Your goal: Reproduce the listing that follows with no differences at all.

Data shown:

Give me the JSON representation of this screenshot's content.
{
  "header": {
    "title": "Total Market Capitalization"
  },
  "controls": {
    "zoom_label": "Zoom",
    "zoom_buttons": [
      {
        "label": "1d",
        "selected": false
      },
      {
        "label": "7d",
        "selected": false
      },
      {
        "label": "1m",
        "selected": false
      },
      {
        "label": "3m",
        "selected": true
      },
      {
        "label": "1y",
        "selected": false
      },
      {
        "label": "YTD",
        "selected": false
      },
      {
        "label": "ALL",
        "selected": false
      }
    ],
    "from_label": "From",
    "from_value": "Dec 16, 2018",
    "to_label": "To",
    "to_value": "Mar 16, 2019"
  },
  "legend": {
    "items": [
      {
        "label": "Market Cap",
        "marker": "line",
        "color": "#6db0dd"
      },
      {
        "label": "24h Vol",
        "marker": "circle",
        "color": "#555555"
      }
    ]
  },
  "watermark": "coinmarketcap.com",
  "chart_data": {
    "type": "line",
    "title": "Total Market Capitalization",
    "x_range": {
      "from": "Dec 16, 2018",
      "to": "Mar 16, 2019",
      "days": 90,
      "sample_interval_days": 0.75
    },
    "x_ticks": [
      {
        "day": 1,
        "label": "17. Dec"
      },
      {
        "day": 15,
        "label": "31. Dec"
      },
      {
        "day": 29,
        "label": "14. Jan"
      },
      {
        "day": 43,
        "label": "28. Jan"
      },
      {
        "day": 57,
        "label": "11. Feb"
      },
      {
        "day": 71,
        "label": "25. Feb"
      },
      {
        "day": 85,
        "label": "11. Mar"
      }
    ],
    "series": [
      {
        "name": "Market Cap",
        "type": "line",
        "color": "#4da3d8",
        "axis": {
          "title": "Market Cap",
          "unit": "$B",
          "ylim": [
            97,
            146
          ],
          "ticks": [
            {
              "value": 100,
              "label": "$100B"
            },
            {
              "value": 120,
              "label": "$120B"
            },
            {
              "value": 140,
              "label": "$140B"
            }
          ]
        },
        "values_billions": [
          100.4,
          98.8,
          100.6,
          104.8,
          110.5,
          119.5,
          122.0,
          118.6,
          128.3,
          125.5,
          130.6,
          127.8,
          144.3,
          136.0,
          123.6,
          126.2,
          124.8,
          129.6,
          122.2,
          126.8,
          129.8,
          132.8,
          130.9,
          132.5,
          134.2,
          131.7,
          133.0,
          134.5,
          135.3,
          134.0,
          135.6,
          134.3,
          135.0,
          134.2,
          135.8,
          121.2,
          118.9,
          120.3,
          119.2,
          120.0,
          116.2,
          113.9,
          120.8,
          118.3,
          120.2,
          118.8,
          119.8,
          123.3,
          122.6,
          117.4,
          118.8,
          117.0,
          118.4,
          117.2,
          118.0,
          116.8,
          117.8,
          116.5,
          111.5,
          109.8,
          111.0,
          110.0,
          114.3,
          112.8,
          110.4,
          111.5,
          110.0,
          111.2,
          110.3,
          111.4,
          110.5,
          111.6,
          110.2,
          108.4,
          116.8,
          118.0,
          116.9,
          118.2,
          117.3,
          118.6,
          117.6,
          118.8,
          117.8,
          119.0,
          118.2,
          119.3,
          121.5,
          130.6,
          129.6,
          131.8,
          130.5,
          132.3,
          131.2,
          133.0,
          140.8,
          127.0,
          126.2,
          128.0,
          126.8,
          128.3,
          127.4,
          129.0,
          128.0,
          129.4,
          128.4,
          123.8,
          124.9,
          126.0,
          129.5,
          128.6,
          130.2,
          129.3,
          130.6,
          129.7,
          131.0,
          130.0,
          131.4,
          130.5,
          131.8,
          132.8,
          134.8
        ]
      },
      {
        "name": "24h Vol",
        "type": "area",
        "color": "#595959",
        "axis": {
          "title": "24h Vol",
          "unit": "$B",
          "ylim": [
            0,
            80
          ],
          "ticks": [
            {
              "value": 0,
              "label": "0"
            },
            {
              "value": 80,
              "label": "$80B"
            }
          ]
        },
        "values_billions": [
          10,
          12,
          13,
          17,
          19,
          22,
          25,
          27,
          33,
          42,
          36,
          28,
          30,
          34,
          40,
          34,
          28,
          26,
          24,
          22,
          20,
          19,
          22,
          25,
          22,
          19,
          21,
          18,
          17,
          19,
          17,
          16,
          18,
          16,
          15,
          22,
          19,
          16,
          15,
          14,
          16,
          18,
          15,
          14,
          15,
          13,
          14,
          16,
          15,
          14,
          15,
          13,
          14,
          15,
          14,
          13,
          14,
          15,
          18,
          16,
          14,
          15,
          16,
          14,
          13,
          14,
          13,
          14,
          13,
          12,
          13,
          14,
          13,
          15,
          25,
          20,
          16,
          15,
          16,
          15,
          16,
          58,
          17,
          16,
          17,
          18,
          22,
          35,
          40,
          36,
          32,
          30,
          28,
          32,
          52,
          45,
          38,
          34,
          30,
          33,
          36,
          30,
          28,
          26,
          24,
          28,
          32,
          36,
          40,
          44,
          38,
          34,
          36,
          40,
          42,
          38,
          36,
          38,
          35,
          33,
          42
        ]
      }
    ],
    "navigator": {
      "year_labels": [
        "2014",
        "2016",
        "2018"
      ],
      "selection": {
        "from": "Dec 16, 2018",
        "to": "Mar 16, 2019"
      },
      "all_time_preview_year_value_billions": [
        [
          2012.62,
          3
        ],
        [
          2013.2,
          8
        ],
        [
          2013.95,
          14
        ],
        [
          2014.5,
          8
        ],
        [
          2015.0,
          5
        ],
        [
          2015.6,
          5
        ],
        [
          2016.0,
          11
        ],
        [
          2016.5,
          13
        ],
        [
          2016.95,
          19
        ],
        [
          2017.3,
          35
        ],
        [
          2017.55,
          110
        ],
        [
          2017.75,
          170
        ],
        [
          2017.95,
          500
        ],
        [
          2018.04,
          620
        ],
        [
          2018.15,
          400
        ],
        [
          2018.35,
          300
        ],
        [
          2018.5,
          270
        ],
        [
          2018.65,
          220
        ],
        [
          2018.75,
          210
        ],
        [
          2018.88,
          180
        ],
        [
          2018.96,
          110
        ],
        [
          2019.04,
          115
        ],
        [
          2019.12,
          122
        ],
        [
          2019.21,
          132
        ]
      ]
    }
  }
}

Result for this exercise:
Give me the JSON representation of this screenshot's content.
{
  "header": {
    "title": "Total Market Capitalization"
  },
  "controls": {
    "zoom_label": "Zoom",
    "zoom_buttons": [
      {
        "label": "1d",
        "selected": false
      },
      {
        "label": "7d",
        "selected": false
      },
      {
        "label": "1m",
        "selected": false
      },
      {
        "label": "3m",
        "selected": true
      },
      {
        "label": "1y",
        "selected": false
      },
      {
        "label": "YTD",
        "selected": false
      },
      {
        "label": "ALL",
        "selected": false
      }
    ],
    "from_label": "From",
    "from_value": "Dec 16, 2018",
    "to_label": "To",
    "to_value": "Mar 16, 2019"
  },
  "legend": {
    "items": [
      {
        "label": "Market Cap",
        "marker": "line",
        "color": "#6db0dd"
      },
      {
        "label": "24h Vol",
        "marker": "circle",
        "color": "#555555"
      }
    ]
  },
  "watermark": "coinmarketcap.com",
  "chart_data": {
    "type": "line",
    "title": "Total Market Capitalization",
    "x_range": {
      "from": "Dec 16, 2018",
      "to": "Mar 16, 2019",
      "days": 90,
      "sample_interval_days": 0.75
    },
    "x_ticks": [
      {
        "day": 1,
        "label": "17. Dec"
      },
      {
        "day": 15,
        "label": "31. Dec"
      },
      {
        "day": 29,
        "label": "14. Jan"
      },
      {
        "day": 43,
        "label": "28. Jan"
      },
      {
        "day": 57,
        "label": "11. Feb"
      },
      {
        "day": 71,
        "label": "25. Feb"
      },
      {
        "day": 85,
        "label": "11. Mar"
      }
    ],
    "series": [
      {
        "name": "Market Cap",
        "type": "line",
        "color": "#4da3d8",
        "axis": {
          "title": "Market Cap",
          "unit": "$B",
          "ylim": [
            97,
            146
          ],
          "ticks": [
            {
              "value": 100,
              "label": "$100B"
            },
            {
              "value": 120,
              "label": "$120B"
            },
            {
              "value": 140,
              "label": "$140B"
            }
          ]
        },
        "values_billions": [
          100.4,
          98.8,
          100.6,
          104.8,
          110.5,
          119.5,
          122.0,
          118.6,
          128.3,
          125.5,
          130.6,
          127.8,
          144.3,
          136.0,
          123.6,
          126.2,
          124.8,
          129.6,
          122.2,
          126.8,
          129.8,
          132.8,
          130.9,
          132.5,
          134.2,
          131.7,
          133.0,
          134.5,
          135.3,
          134.0,
          135.6,
          134.3,
          135.0,
          134.2,
          135.8,
          121.2,
          118.9,
          120.3,
          119.2,
          120.0,
          116.2,
          113.9,
          120.8,
          118.3,
          120.2,
          118.8,
          119.8,
          123.3,
          122.6,
          117.4,
          118.8,
          117.0,
          118.4,
          117.2,
          118.0,
          116.8,
          117.8,
          116.5,
          111.5,
          109.8,
          111.0,
          110.0,
          114.3,
          112.8,
          110.4,
          111.5,
          110.0,
          111.2,
          110.3,
          111.4,
          110.5,
          111.6,
          110.2,
          108.4,
          116.8,
          118.0,
          116.9,
          118.2,
          117.3,
          118.6,
          117.6,
          118.8,
          117.8,
          119.0,
          118.2,
          119.3,
          121.5,
          130.6,
          129.6,
          131.8,
          130.5,
          132.3,
          131.2,
          133.0,
          140.8,
          127.0,
          126.2,
          128.0,
          126.8,
          128.3,
          127.4,
          129.0,
          128.0,
          129.4,
          128.4,
          123.8,
          124.9,
          126.0,
          129.5,
          128.6,
          130.2,
          129.3,
          130.6,
          129.7,
          131.0,
          130.0,
          131.4,
          130.5,
          131.8,
          132.8,
          134.8
        ]
      },
      {
        "name": "24h Vol",
        "type": "area",
        "color": "#595959",
        "axis": {
          "title": "24h Vol",
          "unit": "$B",
          "ylim": [
            0,
            80
          ],
          "ticks": [
            {
              "value": 0,
              "label": "0"
            },
            {
              "value": 80,
              "label": "$80B"
            }
          ]
        },
        "values_billions": [
          10,
          12,
          13,
          17,
          19,
          22,
          25,
          27,
          33,
          42,
          36,
          28,
          30,
          34,
          40,
          34,
          28,
          26,
          24,
          22,
          20,
          19,
          22,
          25,
          22,
          19,
          21,
          18,
          17,
          19,
          17,
          16,
          18,
          16,
          15,
          22,
          19,
          16,
          15,
          14,
          16,
          18,
          15,
          14,
          15,
          13,
          14,
          16,
          15,
          14,
          15,
          13,
          14,
          15,
          14,
          13,
          14,
          15,
          18,
          16,
          14,
          15,
          16,
          14,
          13,
          14,
          13,
          14,
          13,
          12,
          13,
          14,
          13,
          15,
          25,
          20,
          16,
          15,
          16,
          15,
          16,
          58,
          17,
          16,
          17,
          18,
          22,
          35,
          40,
          36,
          32,
          30,
          28,
          32,
          52,
          45,
          38,
          34,
          30,
          33,
          36,
          30,
          28,
          26,
          24,
          28,
          32,
          36,
          40,
          44,
          38,
          34,
          36,
          40,
          42,
          38,
          36,
          38,
          35,
          33,
          42
        ]
      }
    ],
    "navigator": {
      "year_labels": [
        "2014",
        "2016",
        "2018"
      ],
      "selection": {
        "from": "Dec 16, 2018",
        "to": "Mar 16, 2019"
      },
      "all_time_preview_year_value_billions": [
        [
          2012.62,
          3
        ],
        [
          2013.2,
          8
        ],
        [
          2013.95,
          14
        ],
        [
          2014.5,
          8
        ],
        [
          2015.0,
          5
        ],
        [
          2015.6,
          5
        ],
        [
          2016.0,
          11
        ],
        [
          2016.5,
          13
        ],
        [
          2016.95,
          19
        ],
        [
          2017.3,
          35
        ],
        [
          2017.55,
          110
        ],
        [
          2017.75,
          170
        ],
        [
          2017.95,
          500
        ],
        [
          2018.04,
          620
        ],
        [
          2018.15,
          400
        ],
        [
          2018.35,
          300
        ],
        [
          2018.5,
          270
        ],
        [
          2018.65,
          220
        ],
        [
          2018.75,
          210
        ],
        [
          2018.88,
          180
        ],
        [
          2018.96,
          110
        ],
        [
          2019.04,
          115
        ],
        [
          2019.12,
          122
        ],
        [
          2019.21,
          132
        ]
      ]
    }
  }
}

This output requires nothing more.